## GIVEN TASK
Convert the listing below, from its first line down through the line containing "browser-tab-2[interactable]: 入口页 ✕", into a JSON list of strings with one string per line and blank lines left out.

==================================================

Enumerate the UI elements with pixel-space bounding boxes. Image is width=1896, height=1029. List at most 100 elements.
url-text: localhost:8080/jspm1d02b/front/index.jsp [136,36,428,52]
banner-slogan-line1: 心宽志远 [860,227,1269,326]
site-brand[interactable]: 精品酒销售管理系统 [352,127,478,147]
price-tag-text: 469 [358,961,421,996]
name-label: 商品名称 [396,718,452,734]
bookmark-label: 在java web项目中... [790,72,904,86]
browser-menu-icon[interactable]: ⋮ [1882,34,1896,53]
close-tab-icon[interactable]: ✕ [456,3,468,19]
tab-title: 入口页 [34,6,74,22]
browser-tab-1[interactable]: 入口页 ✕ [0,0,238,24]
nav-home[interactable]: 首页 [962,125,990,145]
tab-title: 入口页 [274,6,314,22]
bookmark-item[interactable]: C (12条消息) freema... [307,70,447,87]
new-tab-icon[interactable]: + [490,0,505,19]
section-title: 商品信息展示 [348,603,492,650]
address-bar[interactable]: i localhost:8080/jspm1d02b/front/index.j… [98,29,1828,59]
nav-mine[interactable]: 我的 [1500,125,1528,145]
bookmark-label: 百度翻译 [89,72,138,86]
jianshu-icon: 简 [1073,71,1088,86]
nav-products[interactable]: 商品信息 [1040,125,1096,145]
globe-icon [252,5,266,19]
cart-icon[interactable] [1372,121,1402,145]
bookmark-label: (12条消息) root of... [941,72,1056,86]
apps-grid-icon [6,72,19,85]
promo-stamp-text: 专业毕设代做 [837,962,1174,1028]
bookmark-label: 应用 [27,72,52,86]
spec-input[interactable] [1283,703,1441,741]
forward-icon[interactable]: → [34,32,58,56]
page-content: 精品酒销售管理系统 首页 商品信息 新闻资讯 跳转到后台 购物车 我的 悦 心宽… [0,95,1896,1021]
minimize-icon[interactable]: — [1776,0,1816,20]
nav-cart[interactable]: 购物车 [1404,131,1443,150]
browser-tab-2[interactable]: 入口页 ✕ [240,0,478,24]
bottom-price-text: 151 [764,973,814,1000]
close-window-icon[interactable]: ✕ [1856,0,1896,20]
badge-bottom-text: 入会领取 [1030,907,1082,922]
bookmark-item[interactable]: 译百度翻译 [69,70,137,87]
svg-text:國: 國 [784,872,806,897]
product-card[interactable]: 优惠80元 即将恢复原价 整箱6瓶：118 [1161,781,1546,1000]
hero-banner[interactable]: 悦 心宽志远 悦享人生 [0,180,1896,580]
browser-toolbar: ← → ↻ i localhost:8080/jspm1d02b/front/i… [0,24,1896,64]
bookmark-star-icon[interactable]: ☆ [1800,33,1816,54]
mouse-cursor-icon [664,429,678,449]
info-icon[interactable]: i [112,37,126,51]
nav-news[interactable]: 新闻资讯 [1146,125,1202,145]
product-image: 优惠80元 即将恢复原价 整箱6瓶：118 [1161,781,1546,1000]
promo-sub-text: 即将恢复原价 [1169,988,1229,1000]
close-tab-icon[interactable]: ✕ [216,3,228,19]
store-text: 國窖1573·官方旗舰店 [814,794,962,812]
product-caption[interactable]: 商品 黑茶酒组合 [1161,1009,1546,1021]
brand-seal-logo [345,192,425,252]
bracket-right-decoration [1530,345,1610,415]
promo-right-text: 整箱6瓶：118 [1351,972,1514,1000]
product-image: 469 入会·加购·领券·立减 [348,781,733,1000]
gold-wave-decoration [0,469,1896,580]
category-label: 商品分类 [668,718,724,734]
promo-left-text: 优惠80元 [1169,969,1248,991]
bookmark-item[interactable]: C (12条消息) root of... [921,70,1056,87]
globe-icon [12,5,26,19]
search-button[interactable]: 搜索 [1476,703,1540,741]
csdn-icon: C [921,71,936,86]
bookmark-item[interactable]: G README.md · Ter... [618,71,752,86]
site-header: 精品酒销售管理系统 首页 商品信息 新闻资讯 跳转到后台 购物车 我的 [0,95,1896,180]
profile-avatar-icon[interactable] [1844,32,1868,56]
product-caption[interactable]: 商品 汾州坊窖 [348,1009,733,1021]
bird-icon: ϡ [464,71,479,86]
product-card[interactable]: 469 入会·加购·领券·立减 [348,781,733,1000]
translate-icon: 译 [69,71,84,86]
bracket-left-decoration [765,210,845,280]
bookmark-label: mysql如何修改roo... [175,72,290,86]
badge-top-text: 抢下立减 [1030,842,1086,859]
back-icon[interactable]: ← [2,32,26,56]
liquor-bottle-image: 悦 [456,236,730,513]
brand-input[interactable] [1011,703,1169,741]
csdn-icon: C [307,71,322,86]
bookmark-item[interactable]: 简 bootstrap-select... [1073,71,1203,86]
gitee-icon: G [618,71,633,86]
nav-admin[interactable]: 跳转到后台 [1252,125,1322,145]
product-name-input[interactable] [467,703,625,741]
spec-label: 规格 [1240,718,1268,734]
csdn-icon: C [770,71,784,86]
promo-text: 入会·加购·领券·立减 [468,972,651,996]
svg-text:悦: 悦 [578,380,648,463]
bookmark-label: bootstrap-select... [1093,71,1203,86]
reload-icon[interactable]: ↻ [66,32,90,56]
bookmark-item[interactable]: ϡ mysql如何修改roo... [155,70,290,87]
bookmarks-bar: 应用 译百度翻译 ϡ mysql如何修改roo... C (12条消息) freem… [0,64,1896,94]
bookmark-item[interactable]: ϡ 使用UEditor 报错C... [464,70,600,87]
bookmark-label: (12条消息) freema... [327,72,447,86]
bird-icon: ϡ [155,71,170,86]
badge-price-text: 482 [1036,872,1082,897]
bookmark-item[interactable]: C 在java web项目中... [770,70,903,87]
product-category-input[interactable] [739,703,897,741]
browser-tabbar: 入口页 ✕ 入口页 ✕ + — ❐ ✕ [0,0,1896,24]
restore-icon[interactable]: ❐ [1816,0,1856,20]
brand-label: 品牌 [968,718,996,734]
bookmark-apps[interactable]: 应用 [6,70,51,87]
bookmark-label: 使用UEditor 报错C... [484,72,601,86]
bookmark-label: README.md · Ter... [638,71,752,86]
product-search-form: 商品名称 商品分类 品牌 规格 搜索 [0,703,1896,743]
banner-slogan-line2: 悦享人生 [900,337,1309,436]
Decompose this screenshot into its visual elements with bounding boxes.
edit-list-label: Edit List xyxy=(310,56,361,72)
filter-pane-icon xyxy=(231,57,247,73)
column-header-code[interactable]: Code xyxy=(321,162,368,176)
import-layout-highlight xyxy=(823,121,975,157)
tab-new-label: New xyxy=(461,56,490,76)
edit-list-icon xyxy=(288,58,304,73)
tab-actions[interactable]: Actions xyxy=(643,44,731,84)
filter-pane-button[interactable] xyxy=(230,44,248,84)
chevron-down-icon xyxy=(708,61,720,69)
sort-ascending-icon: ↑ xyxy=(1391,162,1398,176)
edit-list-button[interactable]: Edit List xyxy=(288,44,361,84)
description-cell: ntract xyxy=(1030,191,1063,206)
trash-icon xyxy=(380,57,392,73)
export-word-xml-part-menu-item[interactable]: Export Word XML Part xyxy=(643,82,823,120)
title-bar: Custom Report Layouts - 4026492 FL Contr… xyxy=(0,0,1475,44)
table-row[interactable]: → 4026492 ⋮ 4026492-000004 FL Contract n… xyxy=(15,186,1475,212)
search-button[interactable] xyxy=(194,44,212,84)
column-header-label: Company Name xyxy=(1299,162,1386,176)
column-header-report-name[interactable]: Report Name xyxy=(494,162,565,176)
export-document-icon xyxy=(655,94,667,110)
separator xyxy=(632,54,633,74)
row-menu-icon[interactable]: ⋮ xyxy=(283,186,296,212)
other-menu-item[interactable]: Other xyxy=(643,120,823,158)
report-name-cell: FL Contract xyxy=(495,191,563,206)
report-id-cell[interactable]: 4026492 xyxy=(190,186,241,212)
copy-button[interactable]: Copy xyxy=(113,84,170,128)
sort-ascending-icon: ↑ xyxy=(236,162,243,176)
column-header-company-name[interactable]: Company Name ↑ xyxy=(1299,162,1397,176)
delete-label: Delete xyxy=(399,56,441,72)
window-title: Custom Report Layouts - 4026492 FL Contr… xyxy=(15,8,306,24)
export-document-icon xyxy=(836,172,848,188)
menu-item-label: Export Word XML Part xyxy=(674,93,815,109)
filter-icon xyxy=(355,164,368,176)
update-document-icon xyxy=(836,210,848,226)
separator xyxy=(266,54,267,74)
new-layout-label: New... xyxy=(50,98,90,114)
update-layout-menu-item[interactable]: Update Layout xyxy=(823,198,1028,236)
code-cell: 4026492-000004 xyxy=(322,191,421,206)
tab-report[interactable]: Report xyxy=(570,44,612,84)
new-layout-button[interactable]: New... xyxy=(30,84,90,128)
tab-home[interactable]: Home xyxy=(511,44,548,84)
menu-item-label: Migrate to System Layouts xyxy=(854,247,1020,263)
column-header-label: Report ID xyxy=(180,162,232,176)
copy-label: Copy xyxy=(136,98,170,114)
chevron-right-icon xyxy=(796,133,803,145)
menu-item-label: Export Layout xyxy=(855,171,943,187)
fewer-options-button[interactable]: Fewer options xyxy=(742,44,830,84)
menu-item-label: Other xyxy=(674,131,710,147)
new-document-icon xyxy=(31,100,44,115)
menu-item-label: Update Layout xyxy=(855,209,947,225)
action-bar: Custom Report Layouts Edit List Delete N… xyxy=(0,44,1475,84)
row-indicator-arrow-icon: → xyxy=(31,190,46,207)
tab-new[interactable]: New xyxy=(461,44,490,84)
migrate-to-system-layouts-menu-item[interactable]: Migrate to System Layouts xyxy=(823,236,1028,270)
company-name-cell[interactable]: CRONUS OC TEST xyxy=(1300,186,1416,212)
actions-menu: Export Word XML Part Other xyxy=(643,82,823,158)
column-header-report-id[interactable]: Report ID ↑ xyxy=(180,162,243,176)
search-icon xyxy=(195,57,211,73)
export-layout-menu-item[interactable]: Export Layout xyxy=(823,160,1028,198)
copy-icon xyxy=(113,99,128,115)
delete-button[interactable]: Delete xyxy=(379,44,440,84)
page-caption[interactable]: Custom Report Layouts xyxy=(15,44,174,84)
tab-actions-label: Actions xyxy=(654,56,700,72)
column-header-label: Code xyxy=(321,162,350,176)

==================================================

## PROBLEM SOLUTION
[
  "Enumerate the UI elements with pixel-space bounding boxes. Image is width=1896, height=1029. List at most 100 elements.",
  "url-text: localhost:8080/jspm1d02b/front/index.jsp [136,36,428,52]",
  "banner-slogan-line1: 心宽志远 [860,227,1269,326]",
  "site-brand[interactable]: 精品酒销售管理系统 [352,127,478,147]",
  "price-tag-text: 469 [358,961,421,996]",
  "name-label: 商品名称 [396,718,452,734]",
  "bookmark-label: 在java web项目中... [790,72,904,86]",
  "browser-menu-icon[interactable]: ⋮ [1882,34,1896,53]",
  "close-tab-icon[interactable]: ✕ [456,3,468,19]",
  "tab-title: 入口页 [34,6,74,22]",
  "browser-tab-1[interactable]: 入口页 ✕ [0,0,238,24]",
  "nav-home[interactable]: 首页 [962,125,990,145]",
  "tab-title: 入口页 [274,6,314,22]",
  "bookmark-item[interactable]: C (12条消息) freema... [307,70,447,87]",
  "new-tab-icon[interactable]: + [490,0,505,19]",
  "section-title: 商品信息展示 [348,603,492,650]",
  "address-bar[interactable]: i localhost:8080/jspm1d02b/front/index.j… [98,29,1828,59]",
  "nav-mine[interactable]: 我的 [1500,125,1528,145]",
  "bookmark-label: 百度翻译 [89,72,138,86]",
  "jianshu-icon: 简 [1073,71,1088,86]",
  "nav-products[interactable]: 商品信息 [1040,125,1096,145]",
  "globe-icon [252,5,266,19]",
  "cart-icon[interactable] [1372,121,1402,145]",
  "bookmark-label: (12条消息) root of... [941,72,1056,86]",
  "apps-grid-icon [6,72,19,85]",
  "promo-stamp-text: 专业毕设代做 [837,962,1174,1028]",
  "bookmark-label: 应用 [27,72,52,86]",
  "spec-input[interactable] [1283,703,1441,741]",
  "forward-icon[interactable]: → [34,32,58,56]",
  "page-content: 精品酒销售管理系统 首页 商品信息 新闻资讯 跳转到后台 购物车 我的 悦 心宽… [0,95,1896,1021]",
  "minimize-icon[interactable]: — [1776,0,1816,20]",
  "nav-cart[interactable]: 购物车 [1404,131,1443,150]",
  "browser-tab-2[interactable]: 入口页 ✕ [240,0,478,24]"
]